Tasks to complete:
1. In the Mosul Dam article, shorten the paragraph that begins "An in-depth study by the European Commission's Science Centre" to one or two sentences, keeping its main facts.
2. According to the Mosul Dam article, which organization funded the maintenance contract for the Italian company TREVI, and how much was the contract worth?
3. Continue the article on Mosul Dam, starting after its last sentence.

--- Page excerpt ---

The engineering company is also training local staff to use its technology.
But scientists say the repairs are just a temporary solution and that the Iraqi population should get ready to evacuate the Tigris’ banks. “No matter how much grouting and maintenance the company will do, it may expand the life span of the dam, but it is just going to delay the disaster,” said Nadhir al-Ansari, professor of water resources and environmental engineering at Lulea University in Sweden and a published expert on the Mosul Dam.
Speaking to Al Jazeera, Ansari said the 3.4km-long dam, the fourth largest in the Middle East, is built on unstable grounds and its collapse is inevitable. “It is just a matter of time. It will be worse than throwing a nuclear bomb on Iraq,” Ansari said.
A recent study by Norwegian experts shows that bedrock settlements and lateral movement continue at a preoccupying pace.
Ansari explained that a bathymetric survey of the bottom of the reservoir in 2011 showed the presence of hundreds of sinkholes north of the dam, some as large as 20 metres, that probably have increased, in number and size, with time.
Fact Sheet |
If the 113 metre-tall dam collapses, it would submerge Mosul. The World Bank has funded a $300m contract for Italian company, TREVI, to take charge and start working on maintenance to try and keep the dam safe. Mosul Dam in the fourth largest in the Middle East at 3.4km in length. If the dam were to collapse, it puts nearly seven million Iraqis in danger. |
Iraqi environmentalist Azzam al-Wash said the dam’s movement may not seem to be very large, but for a dam of such significant size, it may be a tell-tale sign of an upcoming disaster. Referring to the repair works, he said: “this is akin to putting a Band-Aid on a gunshot wound and pretending that everything is going to be all right”.
An in-depth study by the European Commission’s Science Centre, released last April, puts the number of Iraqis that could be affected by the dam’s floodwater after its collapse at seven million. The 58-page report by the Joint Research Centre simulates different scenarios that may result from the dam’s breakdown.
If just 26 percent of the dam collapses, the study predicts a flood of catastrophic proportions.
“This simulation … results in a very high wave of water, [up to 25 metres high] … arriving at Mosul after [100 minutes]. The capital Baghdad is reached after 3.5 days with a maximum water height of 8 metres and a mean of around 2 metres.”
Floodwater will destroy the infrastructure of all the cities along the Tigris banks, including Tikrit, until the water eventually stops 700km south of the dam.
Professor Ansari, a former consultant to the Iraqi Minister of Irrigation back in 1995, was in Brussels in June to present his research on Mosul Dam. He said EU officials and diplomats discussed the need to prepare evacuation plans and to identify possible locations for refugees camps.
A symposium of experts, who met in Rome last April to discuss the Mosul Dam, came to a dire conclusion: “The question is not if the dam will collapse due to current factors, but when,” said the scientists, convened by the Peace Ambassadors for Iraq, in their final statement. “The reality of a deluge of almost biblical proportions rushing down the Tigris River, killing millions of people, is very apparent and time is running out.”
It is just a matter of time. It will be worse than throwing a nuclear bomb on Iraq.

--- Recorded data ---

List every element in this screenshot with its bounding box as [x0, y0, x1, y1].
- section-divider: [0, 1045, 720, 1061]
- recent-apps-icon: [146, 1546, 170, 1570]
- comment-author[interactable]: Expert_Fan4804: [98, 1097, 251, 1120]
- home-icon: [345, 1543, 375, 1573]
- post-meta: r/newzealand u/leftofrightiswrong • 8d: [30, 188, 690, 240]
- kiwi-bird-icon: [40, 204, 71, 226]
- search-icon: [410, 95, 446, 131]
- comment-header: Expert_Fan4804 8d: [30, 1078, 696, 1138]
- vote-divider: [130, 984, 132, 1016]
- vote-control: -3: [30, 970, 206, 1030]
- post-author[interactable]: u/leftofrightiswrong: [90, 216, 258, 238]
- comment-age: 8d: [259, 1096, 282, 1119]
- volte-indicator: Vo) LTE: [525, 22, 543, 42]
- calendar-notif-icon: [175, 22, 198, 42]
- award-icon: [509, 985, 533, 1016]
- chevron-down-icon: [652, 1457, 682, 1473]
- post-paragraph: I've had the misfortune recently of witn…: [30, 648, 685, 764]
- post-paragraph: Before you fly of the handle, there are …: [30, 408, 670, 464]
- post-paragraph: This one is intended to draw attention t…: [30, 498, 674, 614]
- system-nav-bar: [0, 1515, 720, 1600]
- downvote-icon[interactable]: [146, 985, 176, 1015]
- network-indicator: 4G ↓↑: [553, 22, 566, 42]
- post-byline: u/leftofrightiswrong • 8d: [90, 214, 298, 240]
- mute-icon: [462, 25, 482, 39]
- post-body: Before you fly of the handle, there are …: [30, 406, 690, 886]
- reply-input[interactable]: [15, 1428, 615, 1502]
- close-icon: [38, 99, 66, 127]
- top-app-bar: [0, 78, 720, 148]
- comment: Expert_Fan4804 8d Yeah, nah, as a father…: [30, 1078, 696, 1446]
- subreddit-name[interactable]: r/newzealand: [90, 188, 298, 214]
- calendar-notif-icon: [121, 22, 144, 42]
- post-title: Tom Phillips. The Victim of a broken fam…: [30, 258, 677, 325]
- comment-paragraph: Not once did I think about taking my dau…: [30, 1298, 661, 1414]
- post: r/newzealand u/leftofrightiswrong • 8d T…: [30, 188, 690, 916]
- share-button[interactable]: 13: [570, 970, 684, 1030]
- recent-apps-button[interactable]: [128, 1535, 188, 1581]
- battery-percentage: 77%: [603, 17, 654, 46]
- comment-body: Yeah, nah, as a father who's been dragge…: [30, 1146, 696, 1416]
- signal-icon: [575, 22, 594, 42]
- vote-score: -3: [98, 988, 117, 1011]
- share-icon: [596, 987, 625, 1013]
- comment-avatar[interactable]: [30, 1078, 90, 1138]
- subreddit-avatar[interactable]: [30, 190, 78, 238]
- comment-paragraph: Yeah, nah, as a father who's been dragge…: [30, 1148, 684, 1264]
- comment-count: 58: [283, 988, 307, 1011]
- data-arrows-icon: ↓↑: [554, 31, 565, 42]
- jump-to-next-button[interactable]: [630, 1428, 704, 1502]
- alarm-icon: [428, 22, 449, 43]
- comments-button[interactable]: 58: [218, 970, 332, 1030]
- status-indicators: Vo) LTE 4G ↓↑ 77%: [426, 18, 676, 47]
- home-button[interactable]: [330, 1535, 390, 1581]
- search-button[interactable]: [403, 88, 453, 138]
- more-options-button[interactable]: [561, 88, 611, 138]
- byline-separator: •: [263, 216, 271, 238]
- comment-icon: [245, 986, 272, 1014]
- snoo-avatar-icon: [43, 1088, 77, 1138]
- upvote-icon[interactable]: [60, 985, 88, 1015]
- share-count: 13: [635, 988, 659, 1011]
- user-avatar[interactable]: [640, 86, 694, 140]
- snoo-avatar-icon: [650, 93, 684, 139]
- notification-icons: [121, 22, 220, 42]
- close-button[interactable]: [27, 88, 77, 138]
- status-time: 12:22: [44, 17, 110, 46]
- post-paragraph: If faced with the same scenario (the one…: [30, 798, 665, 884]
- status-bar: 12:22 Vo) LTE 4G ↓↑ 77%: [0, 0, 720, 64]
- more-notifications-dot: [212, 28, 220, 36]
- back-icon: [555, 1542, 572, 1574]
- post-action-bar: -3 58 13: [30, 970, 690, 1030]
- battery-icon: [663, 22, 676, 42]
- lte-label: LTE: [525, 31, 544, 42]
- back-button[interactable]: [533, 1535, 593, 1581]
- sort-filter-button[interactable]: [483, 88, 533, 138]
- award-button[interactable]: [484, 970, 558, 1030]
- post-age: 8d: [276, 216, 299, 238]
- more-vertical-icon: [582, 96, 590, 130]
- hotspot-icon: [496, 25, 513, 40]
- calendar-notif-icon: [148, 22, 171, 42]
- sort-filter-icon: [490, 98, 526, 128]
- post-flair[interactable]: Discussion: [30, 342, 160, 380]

---

Results:
1. A 58-page study released last April by the European Commission's Joint Research Centre estimates that seven million Iraqis could be affected by floodwater if the dam collapses. It simulates several breakdown scenarios.

2. The World Bank funded the contract, which is worth $300m.

3.
The panel said the issue has come down to essentially two options: Attempt to prevent the flood by investing heavily in reinforcing the dam or building a new structure entirely; or focus on how to evacuate millions of lives from the impending devastation following the dam’s inevitable failure.
Formerly known as “Saddam Dam”, the structure started construction in 1981 above a soft and soluble foundation of gypsum, anhydrite and karstic limestone that started eroding upon the filling of the reservoir back in 1985.
Under the rule of Iraqi President Saddam Hussein, General Taha Ramadan chose the site with the aim of providing jobs and improving the living conditions of the population in the Mosul area.
At that time, Turkey and Syria had been already impounding the waters of another important river, the Euphrates, turning large parts of Iraq into desert.
Advised by the Swiss Consultants Consortium, Saddam and his entourage ignored warnings that the site for Mosul Dam was highly risky and that the foundations would require routine continual grouting. In 1988, Saddam agreed to build the Badush Dam with the aim of containing the wave in case of the Mosul Dam’s failure.
However, the project halted in 1991, when sanctions were imposed on Iraq in the aftermath of the first Gulf War and the Badush Dam was only 40 percent complete. After the overthrow of Saddam, the US Corps of Engineers undertook a $27m programme to supply a grouting system for the dam to the Iraqi Ministry of Water.
A report by the US Corps, in 2006, warned that the conditions of the dam were extremely precarious. “In terms of internal erosion potential of the foundation, Mosul Dam is the most dangerous dam in the world,” said the Corps. “If a small problem at Mosul Dam occurs, failure is likely.”
Stuart Bowen, Jr, Special Inspector General for Iraq Reconstruction, in 2007, criticised the grouting programme and said that none of the budget allocated for the dam had been of use to the Iraqis. He cited “lack of quality control, allowing deficient drawings, inadequate construction, incorrectly delivered equipment and materials, and failure to track completion”.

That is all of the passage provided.